→ Exercise prompt: Work out how many lines of the listing hold "blue", then state only that count.

→ Extracted records:

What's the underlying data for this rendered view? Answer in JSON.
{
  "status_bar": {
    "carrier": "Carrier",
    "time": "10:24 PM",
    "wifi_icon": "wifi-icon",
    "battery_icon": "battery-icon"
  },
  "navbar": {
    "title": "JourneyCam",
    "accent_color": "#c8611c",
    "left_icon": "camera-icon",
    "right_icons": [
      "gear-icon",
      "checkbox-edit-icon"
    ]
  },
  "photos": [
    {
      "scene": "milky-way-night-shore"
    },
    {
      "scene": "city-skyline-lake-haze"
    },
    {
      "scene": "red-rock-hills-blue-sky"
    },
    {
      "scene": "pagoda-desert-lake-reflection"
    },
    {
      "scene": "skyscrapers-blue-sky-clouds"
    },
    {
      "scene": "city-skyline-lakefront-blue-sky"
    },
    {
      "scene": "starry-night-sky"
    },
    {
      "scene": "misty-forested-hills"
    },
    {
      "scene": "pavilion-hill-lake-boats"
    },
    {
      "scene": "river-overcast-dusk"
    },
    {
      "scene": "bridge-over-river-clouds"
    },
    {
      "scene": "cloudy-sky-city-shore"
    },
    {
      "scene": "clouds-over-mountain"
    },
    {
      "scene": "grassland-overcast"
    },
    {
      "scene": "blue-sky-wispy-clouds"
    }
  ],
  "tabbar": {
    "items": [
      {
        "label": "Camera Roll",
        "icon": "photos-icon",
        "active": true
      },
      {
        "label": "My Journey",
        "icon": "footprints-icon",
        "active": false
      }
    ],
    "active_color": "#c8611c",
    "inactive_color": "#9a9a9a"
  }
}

→ Task solution: 4